Write the entries out again exactly as they stand, but without the pictures.

Part of a data file
§

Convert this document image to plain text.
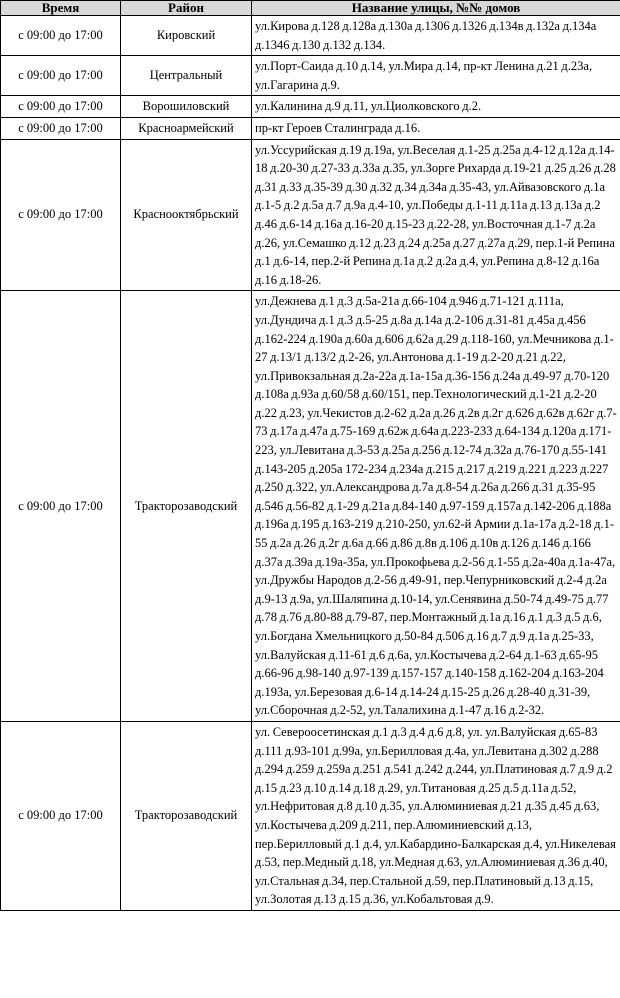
Время	Район	Название улицы, №№ домов
с 09:00 до 17:00	Кировский	ул.Кирова д.128 д.128а д.130а д.1306 д.1326 д.134в д.132а д.134а д.1346 д.130 д.132 д.134.
с 09:00 до 17:00	Центральный	ул.Порт-Саида д.10 д.14, ул.Мира д.14, пр-кт Ленина д.21 д.23а, ул.Гагарина д.9.
с 09:00 до 17:00	Ворошиловский	ул.Калинина д.9 д.11, ул.Циолковского д.2.
с 09:00 до 17:00	Красноармейский	пр-кт Героев Сталинграда д.16.
с 09:00 до 17:00	Краснооктябрьский	ул.Уссурийская д.19 д.19а, ул.Веселая д.1-25 д.25а д.4-12 д.12а д.14-18 д.20-30 д.27-33 д.33а д.35, ул.Зорге Рихарда д.19-21 д.25 д.26 д.28 д.31 д.33 д.35-39 д.30 д.32 д.34 д.34а д.35-43, ул.Айвазовского д.1а д.1-5 д.2 д.5а д.7 д.9а д.4-10, ул.Победы д.1-11 д.11а д.13 д.13а д.2 д.46 д.6-14 д.16а д.16-20 д.15-23 д.22-28, ул.Восточная д.1-7 д.2а д.26, ул.Семашко д.12 д.23 д.24 д.25а д.27 д.27а д.29, пер.1-й Репина д.1 д.6-14, пер.2-й Репина д.1а д.2 д.2а д.4, ул.Репина д.8-12 д.16а д.16 д.18-26.
с 09:00 до 17:00	Тракторозаводский	ул.Дежнева д.1 д.3 д.5а-21а д.66-104 д.946 д.71-121 д.111а, ул.Дундича д.1 д.3 д.5-25 д.8а д.14а д.2-106 д.31-81 д.45а д.456 д.162-224 д.190а д.60а д.606 д.62а д.29 д.118-160, ул.Мечникова д.1-27 д.13/1 д.13/2 д.2-26, ул.Антонова д.1-19 д.2-20 д.21 д.22, ул.Привокзальная д.2а-22а д.1а-15а д.36-156 д.24а д.49-97 д.70-120 д.108а д.93а д.60/58 д.60/151, пер.Технологический д.1-21 д.2-20 д.22 д.23, ул.Чекистов д.2-62 д.2а д.26 д.2в д.2г д.626 д.62в д.62г д.7-73 д.17а д.47а д.75-169 д.62ж д.64а д.223-233 д.64-134 д.120а д.171-223, ул.Левитана д.3-53 д.25а д.256 д.12-74 д.32а д.76-170 д.55-141 д.143-205 д.205а 172-234 д.234а д.215 д.217 д.219 д.221 д.223 д.227 д.250 д.322, ул.Александрова д.7а д.8-54 д.26а д.266 д.31 д.35-95 д.546 д.56-82 д.1-29 д.21а д.84-140 д.97-159 д.157а д.142-206 д.188а д.196а д.195 д.163-219 д.210-250, ул.62-й Армии д.1а-17а д.2-18 д.1-55 д.2а д.26 д.2г д.6а д.66 д.86 д.8в д.106 д.10в д.126 д.146 д.166 д.37а д.39а д.19а-35а, ул.Прокофьева д.2-56 д.1-55 д.2а-40а д.1а-47а, ул.Дружбы Народов д.2-56 д.49-91, пер.Чепурниковский д.2-4 д.2а д.9-13 д.9а, ул.Шаляпина д.10-14, ул.Сенявина д.50-74 д.49-75 д.77 д.78 д.76 д.80-88 д.79-87, пер.Монтажный д.1а д.16 д.1 д.3 д.5 д.6, ул.Богдана Хмельницкого д.50-84 д.506 д.16 д.7 д.9 д.1а д.25-33, ул.Валуйская д.11-61 д.6 д.6а, ул.Костычева д.2-64 д.1-63 д.65-95 д.66-96 д.98-140 д.97-139 д.157-157 д.140-158 д.162-204 д.163-204 д.193а, ул.Березовая д.6-14 д.14-24 д.15-25 д.26 д.28-40 д.31-39, ул.Сборочная д.2-52, ул.Талалихина д.1-47 д.16 д.2-32.
с 09:00 до 17:00	Тракторозаводский	ул. Североосетинская д.1 д.3 д.4 д.6 д.8, ул. ул.Валуйская д.65-83 д.111 д.93-101 д.99а, ул.Берилловая д.4а, ул.Левитана д.302 д.288 д.294 д.259 д.259а д.251 д.541 д.242 д.244, ул.Платиновая д.7 д.9 д.2 д.15 д.23 д.10 д.14 д.18 д.29, ул.Титановая д.25 д.5 д.11а д.52, ул.Нефритовая д.8 д.10 д.35, ул.Алюминиевая д.21 д.35 д.45 д.63, ул.Костычева д.209 д.211, пер.Алюминиевский д.13, пер.Берилловый д.1 д.4, ул.Кабардино-Балкарская д.4, ул.Никелевая д.53, пер.Медный д.18, ул.Медная д.63, ул.Алюминиевая д.36 д.40, ул.Стальная д.34, пер.Стальной д.59, пер.Платиновый д.13 д.15, ул.Золотая д.13 д.15 д.36, ул.Кобальтовая д.9.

§

**RESPONSE TO THIS TASK**
Convert this document image to plain text.
Время	Район	Название улицы, №№ домов
с 09:00 до 17:00	Кировский	ул.Кирова д.128 д.128а д.130а д.1306 д.1326 д.134в д.132а д.134а д.1346 д.130 д.132 д.134.
с 09:00 до 17:00	Центральный	ул.Порт-Саида д.10 д.14, ул.Мира д.14, пр-кт Ленина д.21 д.23а, ул.Гагарина д.9.
с 09:00 до 17:00	Ворошиловский	ул.Калинина д.9 д.11, ул.Циолковского д.2.
с 09:00 до 17:00	Красноармейский	пр-кт Героев Сталинграда д.16.
с 09:00 до 17:00	Краснооктябрьский	ул.Уссурийская д.19 д.19а, ул.Веселая д.1-25 д.25а д.4-12 д.12а д.14-18 д.20-30 д.27-33 д.33а д.35, ул.Зорге Рихарда д.19-21 д.25 д.26 д.28 д.31 д.33 д.35-39 д.30 д.32 д.34 д.34а д.35-43, ул.Айвазовского д.1а д.1-5 д.2 д.5а д.7 д.9а д.4-10, ул.Победы д.1-11 д.11а д.13 д.13а д.2 д.46 д.6-14 д.16а д.16-20 д.15-23 д.22-28, ул.Восточная д.1-7 д.2а д.26, ул.Семашко д.12 д.23 д.24 д.25а д.27 д.27а д.29, пер.1-й Репина д.1 д.6-14, пер.2-й Репина д.1а д.2 д.2а д.4, ул.Репина д.8-12 д.16а д.16 д.18-26.
с 09:00 до 17:00	Тракторозаводский	ул.Дежнева д.1 д.3 д.5а-21а д.66-104 д.946 д.71-121 д.111а, ул.Дундича д.1 д.3 д.5-25 д.8а д.14а д.2-106 д.31-81 д.45а д.456 д.162-224 д.190а д.60а д.606 д.62а д.29 д.118-160, ул.Мечникова д.1-27 д.13/1 д.13/2 д.2-26, ул.Антонова д.1-19 д.2-20 д.21 д.22, ул.Привокзальная д.2а-22а д.1а-15а д.36-156 д.24а д.49-97 д.70-120 д.108а д.93а д.60/58 д.60/151, пер.Технологический д.1-21 д.2-20 д.22 д.23, ул.Чекистов д.2-62 д.2а д.26 д.2в д.2г д.626 д.62в д.62г д.7-73 д.17а д.47а д.75-169 д.62ж д.64а д.223-233 д.64-134 д.120а д.171-223, ул.Левитана д.3-53 д.25а д.256 д.12-74 д.32а д.76-170 д.55-141 д.143-205 д.205а 172-234 д.234а д.215 д.217 д.219 д.221 д.223 д.227 д.250 д.322, ул.Александрова д.7а д.8-54 д.26а д.266 д.31 д.35-95 д.546 д.56-82 д.1-29 д.21а д.84-140 д.97-159 д.157а д.142-206 д.188а д.196а д.195 д.163-219 д.210-250, ул.62-й Армии д.1а-17а д.2-18 д.1-55 д.2а д.26 д.2г д.6а д.66 д.86 д.8в д.106 д.10в д.126 д.146 д.166 д.37а д.39а д.19а-35а, ул.Прокофьева д.2-56 д.1-55 д.2а-40а д.1а-47а, ул.Дружбы Народов д.2-56 д.49-91, пер.Чепурниковский д.2-4 д.2а д.9-13 д.9а, ул.Шаляпина д.10-14, ул.Сенявина д.50-74 д.49-75 д.77 д.78 д.76 д.80-88 д.79-87, пер.Монтажный д.1а д.16 д.1 д.3 д.5 д.6, ул.Богдана Хмельницкого д.50-84 д.506 д.16 д.7 д.9 д.1а д.25-33, ул.Валуйская д.11-61 д.6 д.6а, ул.Костычева д.2-64 д.1-63 д.65-95 д.66-96 д.98-140 д.97-139 д.157-157 д.140-158 д.162-204 д.163-204 д.193а, ул.Березовая д.6-14 д.14-24 д.15-25 д.26 д.28-40 д.31-39, ул.Сборочная д.2-52, ул.Талалихина д.1-47 д.16 д.2-32.
с 09:00 до 17:00	Тракторозаводский	ул. Североосетинская д.1 д.3 д.4 д.6 д.8, ул. ул.Валуйская д.65-83 д.111 д.93-101 д.99а, ул.Берилловая д.4а, ул.Левитана д.302 д.288 д.294 д.259 д.259а д.251 д.541 д.242 д.244, ул.Платиновая д.7 д.9 д.2 д.15 д.23 д.10 д.14 д.18 д.29, ул.Титановая д.25 д.5 д.11а д.52, ул.Нефритовая д.8 д.10 д.35, ул.Алюминиевая д.21 д.35 д.45 д.63, ул.Костычева д.209 д.211, пер.Алюминиевский д.13, пер.Берилловый д.1 д.4, ул.Кабардино-Балкарская д.4, ул.Никелевая д.53, пер.Медный д.18, ул.Медная д.63, ул.Алюминиевая д.36 д.40, ул.Стальная д.34, пер.Стальной д.59, пер.Платиновый д.13 д.15, ул.Золотая д.13 д.15 д.36, ул.Кобальтовая д.9.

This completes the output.